WRITTEN TASK: Copy out each line featuring the string "this" from the entries beneath.

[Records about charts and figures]
## START
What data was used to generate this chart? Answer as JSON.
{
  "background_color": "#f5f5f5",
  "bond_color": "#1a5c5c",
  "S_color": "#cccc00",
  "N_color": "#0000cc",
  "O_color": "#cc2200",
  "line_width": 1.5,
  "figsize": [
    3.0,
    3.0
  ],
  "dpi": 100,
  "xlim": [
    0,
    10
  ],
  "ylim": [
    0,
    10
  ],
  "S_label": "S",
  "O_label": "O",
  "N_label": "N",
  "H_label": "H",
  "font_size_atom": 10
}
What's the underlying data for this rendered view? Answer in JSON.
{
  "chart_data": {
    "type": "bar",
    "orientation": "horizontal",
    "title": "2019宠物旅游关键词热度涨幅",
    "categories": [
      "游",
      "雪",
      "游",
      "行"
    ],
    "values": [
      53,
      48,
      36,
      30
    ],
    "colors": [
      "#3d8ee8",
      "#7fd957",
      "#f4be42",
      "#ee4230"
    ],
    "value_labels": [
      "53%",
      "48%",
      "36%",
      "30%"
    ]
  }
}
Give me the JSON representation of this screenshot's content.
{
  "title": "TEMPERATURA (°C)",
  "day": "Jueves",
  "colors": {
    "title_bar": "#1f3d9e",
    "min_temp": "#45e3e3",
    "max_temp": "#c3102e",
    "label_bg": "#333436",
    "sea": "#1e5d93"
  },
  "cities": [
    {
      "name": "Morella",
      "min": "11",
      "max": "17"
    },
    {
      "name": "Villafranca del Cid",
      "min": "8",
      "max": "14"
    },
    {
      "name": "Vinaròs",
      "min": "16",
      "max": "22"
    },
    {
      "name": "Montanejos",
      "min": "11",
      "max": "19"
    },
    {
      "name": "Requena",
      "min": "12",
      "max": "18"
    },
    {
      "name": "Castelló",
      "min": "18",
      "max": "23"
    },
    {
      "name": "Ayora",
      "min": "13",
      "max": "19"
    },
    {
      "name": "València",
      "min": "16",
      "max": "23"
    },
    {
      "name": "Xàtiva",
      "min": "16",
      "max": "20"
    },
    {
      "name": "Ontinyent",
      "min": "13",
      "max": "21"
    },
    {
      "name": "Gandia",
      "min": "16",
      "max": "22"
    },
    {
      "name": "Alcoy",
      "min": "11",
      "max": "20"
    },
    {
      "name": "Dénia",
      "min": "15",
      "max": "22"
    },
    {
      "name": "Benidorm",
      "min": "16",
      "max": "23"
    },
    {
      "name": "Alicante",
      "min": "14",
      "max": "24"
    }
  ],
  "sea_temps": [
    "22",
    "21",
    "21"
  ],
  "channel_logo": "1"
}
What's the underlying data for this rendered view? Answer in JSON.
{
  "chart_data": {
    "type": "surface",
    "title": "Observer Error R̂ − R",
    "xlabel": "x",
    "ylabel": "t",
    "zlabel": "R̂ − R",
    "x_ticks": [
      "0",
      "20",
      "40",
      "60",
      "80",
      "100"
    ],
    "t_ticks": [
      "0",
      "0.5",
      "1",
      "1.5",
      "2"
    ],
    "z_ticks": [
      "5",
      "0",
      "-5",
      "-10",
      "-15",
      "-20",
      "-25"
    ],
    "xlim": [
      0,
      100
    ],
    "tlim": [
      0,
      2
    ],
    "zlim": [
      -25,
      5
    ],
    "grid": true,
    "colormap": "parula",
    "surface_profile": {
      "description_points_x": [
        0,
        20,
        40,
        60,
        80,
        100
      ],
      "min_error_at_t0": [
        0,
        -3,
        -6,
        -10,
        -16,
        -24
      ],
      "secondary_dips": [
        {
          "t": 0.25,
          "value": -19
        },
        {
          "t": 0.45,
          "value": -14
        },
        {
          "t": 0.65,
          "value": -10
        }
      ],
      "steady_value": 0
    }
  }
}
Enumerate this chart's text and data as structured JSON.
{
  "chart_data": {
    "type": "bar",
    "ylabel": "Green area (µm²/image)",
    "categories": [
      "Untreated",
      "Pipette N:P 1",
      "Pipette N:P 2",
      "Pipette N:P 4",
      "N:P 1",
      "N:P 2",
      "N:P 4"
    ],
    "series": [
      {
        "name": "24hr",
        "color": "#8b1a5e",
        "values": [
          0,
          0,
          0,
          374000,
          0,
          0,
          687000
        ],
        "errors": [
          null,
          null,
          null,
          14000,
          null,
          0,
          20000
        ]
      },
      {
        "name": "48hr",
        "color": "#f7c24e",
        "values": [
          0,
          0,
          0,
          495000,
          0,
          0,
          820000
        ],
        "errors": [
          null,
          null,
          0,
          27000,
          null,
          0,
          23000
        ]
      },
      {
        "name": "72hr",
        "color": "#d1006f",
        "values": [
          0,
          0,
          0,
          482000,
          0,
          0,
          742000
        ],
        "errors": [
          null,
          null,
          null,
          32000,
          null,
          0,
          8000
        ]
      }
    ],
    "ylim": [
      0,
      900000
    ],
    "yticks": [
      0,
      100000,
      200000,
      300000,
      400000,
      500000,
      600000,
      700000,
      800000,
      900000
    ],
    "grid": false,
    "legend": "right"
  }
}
## END
THE OUTPUT:
What data was used to generate this chart? Answer as JSON.
What's the underlying data for this rendered view? Answer in JSON.
Give me the JSON representation of this screenshot's content.
What's the underlying data for this rendered view? Answer in JSON.
Enumerate this chart's text and data as structured JSON.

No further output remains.